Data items
★ ★ ★ ★

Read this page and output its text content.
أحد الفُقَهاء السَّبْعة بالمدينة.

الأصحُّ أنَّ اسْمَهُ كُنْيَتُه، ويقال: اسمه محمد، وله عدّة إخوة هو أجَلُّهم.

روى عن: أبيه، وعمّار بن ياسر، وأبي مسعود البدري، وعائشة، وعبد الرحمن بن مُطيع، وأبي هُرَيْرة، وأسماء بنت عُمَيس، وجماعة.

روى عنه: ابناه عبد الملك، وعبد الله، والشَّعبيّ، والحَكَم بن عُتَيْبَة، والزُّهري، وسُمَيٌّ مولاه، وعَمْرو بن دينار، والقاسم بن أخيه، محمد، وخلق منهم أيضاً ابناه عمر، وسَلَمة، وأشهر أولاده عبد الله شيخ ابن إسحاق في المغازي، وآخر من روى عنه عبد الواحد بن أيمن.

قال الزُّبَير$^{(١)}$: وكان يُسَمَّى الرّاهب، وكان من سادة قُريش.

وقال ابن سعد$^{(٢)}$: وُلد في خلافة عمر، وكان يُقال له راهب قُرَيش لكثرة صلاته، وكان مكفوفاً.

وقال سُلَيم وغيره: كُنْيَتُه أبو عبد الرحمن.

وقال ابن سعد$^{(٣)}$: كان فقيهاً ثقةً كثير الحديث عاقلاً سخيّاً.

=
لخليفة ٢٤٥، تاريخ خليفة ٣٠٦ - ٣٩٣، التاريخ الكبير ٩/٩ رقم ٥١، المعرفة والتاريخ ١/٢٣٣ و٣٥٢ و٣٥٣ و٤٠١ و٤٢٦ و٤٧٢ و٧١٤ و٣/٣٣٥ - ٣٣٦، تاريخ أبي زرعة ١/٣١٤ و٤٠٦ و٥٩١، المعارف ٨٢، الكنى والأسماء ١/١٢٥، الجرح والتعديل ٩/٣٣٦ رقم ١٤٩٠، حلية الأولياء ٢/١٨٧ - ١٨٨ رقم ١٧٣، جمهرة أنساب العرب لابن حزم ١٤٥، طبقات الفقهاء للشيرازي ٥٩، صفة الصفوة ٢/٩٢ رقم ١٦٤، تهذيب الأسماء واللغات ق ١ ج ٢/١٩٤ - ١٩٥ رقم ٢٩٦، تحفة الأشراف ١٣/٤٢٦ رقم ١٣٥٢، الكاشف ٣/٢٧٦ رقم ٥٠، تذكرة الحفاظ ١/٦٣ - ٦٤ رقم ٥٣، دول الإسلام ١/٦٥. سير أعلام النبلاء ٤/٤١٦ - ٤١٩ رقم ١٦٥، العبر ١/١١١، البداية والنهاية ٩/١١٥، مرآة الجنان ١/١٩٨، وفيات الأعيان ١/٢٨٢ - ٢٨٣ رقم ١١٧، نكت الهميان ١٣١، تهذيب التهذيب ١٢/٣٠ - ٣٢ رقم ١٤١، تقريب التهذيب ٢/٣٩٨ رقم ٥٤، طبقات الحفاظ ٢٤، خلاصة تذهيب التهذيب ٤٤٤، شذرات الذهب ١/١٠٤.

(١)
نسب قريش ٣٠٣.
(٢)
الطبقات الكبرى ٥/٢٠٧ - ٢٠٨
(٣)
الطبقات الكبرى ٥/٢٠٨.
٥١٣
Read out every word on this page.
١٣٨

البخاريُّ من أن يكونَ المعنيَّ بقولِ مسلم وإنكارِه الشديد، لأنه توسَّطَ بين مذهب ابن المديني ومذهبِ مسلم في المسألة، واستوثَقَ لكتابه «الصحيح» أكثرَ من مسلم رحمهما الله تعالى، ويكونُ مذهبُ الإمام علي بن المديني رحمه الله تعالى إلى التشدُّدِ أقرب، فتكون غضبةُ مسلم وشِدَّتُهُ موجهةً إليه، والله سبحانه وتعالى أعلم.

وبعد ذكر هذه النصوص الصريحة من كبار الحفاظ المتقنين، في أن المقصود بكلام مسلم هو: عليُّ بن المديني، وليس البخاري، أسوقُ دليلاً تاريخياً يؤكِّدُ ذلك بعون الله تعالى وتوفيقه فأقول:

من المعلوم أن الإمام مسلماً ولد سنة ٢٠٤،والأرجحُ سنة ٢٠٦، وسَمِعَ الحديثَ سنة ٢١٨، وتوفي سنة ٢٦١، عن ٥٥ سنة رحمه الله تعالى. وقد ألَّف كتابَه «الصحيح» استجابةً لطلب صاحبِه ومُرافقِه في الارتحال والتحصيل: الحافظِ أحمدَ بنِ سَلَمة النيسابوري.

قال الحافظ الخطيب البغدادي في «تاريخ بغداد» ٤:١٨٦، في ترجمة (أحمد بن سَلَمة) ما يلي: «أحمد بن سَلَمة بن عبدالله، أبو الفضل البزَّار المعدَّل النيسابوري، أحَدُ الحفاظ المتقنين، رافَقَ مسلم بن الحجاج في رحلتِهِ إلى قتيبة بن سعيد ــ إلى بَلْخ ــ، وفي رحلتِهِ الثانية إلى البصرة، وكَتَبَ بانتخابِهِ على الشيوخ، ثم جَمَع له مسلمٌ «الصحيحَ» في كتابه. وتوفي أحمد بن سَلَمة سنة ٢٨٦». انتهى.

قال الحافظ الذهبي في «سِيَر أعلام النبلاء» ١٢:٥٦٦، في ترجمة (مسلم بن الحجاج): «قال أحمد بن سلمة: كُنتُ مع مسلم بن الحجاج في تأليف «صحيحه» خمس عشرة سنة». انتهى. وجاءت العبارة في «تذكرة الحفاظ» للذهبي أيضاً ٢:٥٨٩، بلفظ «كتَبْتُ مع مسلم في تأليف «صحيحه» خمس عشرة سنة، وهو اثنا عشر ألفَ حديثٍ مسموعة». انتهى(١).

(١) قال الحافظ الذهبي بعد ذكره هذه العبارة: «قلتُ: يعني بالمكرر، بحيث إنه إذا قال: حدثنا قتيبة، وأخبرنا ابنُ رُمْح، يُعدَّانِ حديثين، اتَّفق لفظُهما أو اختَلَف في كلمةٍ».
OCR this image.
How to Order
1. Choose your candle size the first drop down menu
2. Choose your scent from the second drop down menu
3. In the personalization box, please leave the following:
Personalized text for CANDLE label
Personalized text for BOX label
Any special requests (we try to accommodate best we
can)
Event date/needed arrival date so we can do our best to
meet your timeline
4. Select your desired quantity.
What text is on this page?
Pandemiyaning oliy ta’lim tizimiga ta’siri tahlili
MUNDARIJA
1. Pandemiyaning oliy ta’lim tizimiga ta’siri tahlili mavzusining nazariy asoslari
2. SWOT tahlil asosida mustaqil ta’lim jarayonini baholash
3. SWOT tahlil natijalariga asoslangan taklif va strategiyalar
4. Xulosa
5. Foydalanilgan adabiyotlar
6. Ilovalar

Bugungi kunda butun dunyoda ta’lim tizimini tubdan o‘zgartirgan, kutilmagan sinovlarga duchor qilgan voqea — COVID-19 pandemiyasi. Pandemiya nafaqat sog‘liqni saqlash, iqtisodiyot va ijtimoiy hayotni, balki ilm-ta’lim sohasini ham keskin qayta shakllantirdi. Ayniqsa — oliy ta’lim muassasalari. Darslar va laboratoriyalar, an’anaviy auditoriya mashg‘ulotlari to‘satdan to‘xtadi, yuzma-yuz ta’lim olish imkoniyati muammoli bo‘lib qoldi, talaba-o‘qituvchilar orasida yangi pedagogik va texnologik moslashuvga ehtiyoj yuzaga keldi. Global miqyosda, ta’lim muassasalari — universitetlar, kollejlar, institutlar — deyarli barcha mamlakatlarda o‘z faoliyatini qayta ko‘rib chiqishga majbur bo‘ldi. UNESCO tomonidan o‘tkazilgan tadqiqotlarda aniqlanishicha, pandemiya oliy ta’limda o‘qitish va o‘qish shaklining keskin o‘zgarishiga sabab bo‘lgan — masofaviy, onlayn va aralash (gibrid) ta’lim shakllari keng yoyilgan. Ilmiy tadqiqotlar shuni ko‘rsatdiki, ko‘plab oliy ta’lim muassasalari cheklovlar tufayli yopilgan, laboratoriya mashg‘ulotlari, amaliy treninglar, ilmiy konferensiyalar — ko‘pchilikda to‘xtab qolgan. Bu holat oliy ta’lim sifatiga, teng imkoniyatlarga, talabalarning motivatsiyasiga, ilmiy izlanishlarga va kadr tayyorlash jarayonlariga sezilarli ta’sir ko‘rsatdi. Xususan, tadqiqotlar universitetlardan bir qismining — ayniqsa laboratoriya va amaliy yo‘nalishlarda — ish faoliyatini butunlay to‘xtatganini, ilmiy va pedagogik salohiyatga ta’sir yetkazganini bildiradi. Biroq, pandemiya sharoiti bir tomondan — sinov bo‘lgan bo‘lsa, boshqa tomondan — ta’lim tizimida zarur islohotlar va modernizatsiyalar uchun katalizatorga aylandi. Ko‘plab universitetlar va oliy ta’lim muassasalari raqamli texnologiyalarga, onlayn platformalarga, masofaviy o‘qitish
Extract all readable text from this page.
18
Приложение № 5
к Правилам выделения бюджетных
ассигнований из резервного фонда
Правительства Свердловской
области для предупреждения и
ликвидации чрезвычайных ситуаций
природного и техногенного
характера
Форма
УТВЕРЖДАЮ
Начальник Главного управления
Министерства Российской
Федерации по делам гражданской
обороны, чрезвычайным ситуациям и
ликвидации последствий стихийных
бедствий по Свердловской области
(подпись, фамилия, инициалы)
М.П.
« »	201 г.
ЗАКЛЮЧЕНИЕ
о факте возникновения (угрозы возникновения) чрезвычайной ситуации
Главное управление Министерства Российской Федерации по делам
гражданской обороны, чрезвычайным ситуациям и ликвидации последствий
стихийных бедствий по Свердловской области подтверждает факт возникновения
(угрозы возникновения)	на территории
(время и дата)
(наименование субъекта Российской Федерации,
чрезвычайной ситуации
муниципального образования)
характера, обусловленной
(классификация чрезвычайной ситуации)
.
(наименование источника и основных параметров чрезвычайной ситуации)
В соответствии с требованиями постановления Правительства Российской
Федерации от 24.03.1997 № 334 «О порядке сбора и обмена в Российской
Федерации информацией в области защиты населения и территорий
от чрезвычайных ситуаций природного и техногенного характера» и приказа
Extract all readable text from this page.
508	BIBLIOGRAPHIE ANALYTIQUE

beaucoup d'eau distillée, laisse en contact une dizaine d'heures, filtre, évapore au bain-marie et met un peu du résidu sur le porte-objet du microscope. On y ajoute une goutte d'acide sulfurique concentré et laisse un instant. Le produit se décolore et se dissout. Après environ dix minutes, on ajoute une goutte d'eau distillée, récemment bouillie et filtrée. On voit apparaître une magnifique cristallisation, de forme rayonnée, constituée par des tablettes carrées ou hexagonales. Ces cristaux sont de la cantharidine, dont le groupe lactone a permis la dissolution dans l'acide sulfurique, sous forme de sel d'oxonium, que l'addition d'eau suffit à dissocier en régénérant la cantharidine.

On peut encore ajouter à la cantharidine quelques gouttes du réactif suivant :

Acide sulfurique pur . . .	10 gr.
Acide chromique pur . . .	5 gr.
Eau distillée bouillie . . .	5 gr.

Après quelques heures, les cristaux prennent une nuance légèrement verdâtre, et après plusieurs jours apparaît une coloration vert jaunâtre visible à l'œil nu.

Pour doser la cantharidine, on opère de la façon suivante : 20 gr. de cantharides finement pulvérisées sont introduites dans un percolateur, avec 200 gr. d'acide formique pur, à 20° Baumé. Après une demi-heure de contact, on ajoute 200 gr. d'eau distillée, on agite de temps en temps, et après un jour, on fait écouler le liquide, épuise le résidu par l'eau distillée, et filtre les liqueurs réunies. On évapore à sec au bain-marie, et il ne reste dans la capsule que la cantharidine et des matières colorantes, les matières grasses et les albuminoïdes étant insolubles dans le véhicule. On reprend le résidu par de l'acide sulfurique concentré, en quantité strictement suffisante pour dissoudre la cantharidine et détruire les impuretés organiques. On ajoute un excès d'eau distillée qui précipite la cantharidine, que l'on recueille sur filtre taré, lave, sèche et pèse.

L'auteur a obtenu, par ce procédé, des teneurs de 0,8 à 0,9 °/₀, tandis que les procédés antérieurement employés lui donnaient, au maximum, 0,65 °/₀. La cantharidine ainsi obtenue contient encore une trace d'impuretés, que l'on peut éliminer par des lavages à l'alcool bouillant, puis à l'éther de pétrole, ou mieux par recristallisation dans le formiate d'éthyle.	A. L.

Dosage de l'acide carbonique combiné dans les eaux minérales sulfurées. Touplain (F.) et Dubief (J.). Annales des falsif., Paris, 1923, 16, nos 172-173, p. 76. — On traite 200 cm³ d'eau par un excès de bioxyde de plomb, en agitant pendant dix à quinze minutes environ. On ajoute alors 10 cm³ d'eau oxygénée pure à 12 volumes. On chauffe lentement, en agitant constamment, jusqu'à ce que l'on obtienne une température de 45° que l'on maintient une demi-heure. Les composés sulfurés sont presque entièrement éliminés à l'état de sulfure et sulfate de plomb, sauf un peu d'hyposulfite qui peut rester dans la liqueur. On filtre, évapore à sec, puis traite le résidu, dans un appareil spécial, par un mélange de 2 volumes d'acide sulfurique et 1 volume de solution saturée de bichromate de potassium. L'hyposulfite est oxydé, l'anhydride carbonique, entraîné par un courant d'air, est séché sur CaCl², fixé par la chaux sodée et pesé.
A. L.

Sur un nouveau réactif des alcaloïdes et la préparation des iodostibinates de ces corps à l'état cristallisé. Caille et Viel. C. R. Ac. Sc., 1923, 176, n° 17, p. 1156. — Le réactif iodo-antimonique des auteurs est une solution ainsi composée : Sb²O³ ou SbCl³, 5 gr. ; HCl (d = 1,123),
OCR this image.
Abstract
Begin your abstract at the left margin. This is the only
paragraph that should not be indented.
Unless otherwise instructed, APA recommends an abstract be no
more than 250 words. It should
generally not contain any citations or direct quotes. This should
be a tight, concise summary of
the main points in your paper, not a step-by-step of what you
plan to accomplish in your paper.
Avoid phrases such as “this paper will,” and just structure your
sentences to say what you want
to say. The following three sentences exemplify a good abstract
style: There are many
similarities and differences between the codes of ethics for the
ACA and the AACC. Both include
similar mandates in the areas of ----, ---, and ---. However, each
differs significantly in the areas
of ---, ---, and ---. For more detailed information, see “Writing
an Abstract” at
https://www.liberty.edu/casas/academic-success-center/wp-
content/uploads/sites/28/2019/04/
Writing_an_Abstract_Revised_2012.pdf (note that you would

★ ★ ★ ★

YOUR TASK:
Show the lines of the records that include the string "ситуациям".

ANSWER BELOW:
обороны, чрезвычайным ситуациям и
гражданской обороны, чрезвычайным ситуациям и ликвидации последствий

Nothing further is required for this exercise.